Written request 1:
Retype the entries from the start through the line containing "candle-body (525, 210, 532, 215)", including both ends.

Reading text:
---

Thank you for the opportunity to review this very interesting work. I look forward to seeing the full results!
Reviewed by Christian Seegelke, 18 Dec 2024
The authors have sufficiently addressed all my comments and I happily recommend acceptance of this proposal.
Reviewed by Peter Wühr
, 15 Dec 2024
Evaluation round #1
DOI or URL of the report: https://osf.io/zm9dk
Version of the report: V1
Author's Reply, 29 Nov 2024
Decision by Mario Dalmaso
, posted 12 Sep 2024, validated 12 Sep 2024
Firstly, I apologise for the extended delay due to the challenge of finding three qualified and expert reviewers during this period. I want to express my sincere gratitude to the three reviewers (reviewer 3 is Peter Wühr) for their valuable comments.
All three reviewers liked the proposal and agreed that this study will provide important insights into the literature, and I agree with their assessment.
As you will see, the reviewers provided several practical suggestions. In particular, the first reviewer requested clearer hypotheses and more discussion on the MC-SNARC and PJ-SNARC correlation, raising concerns about the reliability due to the low consistency of SNARC effects. The second reviewer suggested focusing the introduction more on the study’s main goal and also commented on the proposed Bayesian analyses. The third reviewer asked for a clearer explanation of the dual-route model and proposed additional, exploratory analyses to explore whether SNARC effects change over time, particularly between tasks.
I would encourage you to resubmit the proposal by taking into account the suggestions made by the three reviewers.
Reviewed by anonymous reviewer 1, 17 Jul 2024
This pre-registered study aims to explore significant research questions with appropriate and fully reproducible methodologies. While the SNARC effect is a well-known phenomenon studied using various approaches and perspectives, some critical aspects remain underexplored. These include the exact ‘shape’ of the effect, specifically which mathematical model best captures the relationship between numerical magnitude and dRTs, and the relationship between the SNARC effect obtained through parity judgment and magnitude comparison tasks. This study aims to address these two important issues, potentially providing a valuable contribution to the literature.

---

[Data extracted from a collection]
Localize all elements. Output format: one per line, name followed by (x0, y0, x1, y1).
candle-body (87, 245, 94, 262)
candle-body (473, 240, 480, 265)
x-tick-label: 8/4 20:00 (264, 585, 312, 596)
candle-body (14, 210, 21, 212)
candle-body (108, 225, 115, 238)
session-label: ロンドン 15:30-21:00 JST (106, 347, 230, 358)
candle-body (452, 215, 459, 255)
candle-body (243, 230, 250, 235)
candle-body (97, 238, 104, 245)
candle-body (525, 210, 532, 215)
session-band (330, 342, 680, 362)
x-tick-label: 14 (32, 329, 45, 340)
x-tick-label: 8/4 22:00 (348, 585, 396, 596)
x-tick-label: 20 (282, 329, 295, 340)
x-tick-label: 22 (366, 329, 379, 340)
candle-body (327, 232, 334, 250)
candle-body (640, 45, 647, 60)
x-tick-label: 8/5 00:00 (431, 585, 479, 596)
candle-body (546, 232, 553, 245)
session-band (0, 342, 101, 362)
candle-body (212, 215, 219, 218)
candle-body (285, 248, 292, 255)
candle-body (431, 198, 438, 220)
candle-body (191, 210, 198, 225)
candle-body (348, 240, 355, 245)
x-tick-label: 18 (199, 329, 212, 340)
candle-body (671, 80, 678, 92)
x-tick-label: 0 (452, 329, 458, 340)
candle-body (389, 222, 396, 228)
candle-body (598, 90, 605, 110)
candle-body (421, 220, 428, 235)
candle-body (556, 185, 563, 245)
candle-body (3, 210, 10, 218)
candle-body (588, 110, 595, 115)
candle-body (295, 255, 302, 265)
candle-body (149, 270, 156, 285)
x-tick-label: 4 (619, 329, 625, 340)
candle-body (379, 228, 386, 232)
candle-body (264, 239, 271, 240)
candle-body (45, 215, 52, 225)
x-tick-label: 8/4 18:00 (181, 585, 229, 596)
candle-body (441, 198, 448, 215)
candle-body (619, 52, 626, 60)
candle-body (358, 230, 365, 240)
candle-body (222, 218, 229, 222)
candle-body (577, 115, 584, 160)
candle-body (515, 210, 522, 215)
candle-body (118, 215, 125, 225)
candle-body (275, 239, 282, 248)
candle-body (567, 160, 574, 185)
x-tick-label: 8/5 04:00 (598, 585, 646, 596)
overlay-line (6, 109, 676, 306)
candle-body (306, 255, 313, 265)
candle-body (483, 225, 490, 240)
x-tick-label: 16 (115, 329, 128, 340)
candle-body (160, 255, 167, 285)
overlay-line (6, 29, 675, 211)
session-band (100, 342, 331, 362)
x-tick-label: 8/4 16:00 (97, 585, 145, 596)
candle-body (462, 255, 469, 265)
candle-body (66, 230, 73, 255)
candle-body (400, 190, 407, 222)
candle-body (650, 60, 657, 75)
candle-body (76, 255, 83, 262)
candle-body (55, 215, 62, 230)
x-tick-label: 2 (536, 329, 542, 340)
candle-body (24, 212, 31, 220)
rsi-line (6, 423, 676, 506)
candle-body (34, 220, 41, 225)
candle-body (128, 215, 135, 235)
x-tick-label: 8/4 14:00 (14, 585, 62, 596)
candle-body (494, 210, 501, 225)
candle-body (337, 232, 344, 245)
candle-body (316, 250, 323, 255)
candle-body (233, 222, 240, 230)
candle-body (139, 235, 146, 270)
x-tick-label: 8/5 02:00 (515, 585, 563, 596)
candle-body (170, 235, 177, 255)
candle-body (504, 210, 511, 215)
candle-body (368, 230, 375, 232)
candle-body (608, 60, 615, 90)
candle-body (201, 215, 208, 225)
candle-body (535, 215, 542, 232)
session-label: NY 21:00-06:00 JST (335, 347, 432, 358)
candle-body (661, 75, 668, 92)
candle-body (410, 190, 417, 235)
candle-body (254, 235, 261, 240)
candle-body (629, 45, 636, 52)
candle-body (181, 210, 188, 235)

---

Written request 2:
In the review text, rewrite the passage from "Reviewed by anonymous" to "to the literature.", changing "phenomenon" to "finding".

Written reply 1:
Localize all elements. Output format: one per line, name followed by (x0, y0, x1, y1).
candle-body (87, 245, 94, 262)
candle-body (473, 240, 480, 265)
x-tick-label: 8/4 20:00 (264, 585, 312, 596)
candle-body (14, 210, 21, 212)
candle-body (108, 225, 115, 238)
session-label: ロンドン 15:30-21:00 JST (106, 347, 230, 358)
candle-body (452, 215, 459, 255)
candle-body (243, 230, 250, 235)
candle-body (97, 238, 104, 245)
candle-body (525, 210, 532, 215)

Written reply 2:
Reviewed by anonymous reviewer 1, 17 Jul 2024
This pre-registered study aims to explore significant research questions with appropriate and fully reproducible methodologies. While the SNARC effect is a well-known finding studied using various approaches and perspectives, some critical aspects remain underexplored. These include the exact ‘shape’ of the effect, specifically which mathematical model best captures the relationship between numerical magnitude and dRTs, and the relationship between the SNARC effect obtained through parity judgment and magnitude comparison tasks. This study aims to address these two important issues, potentially providing a valuable contribution to the literature.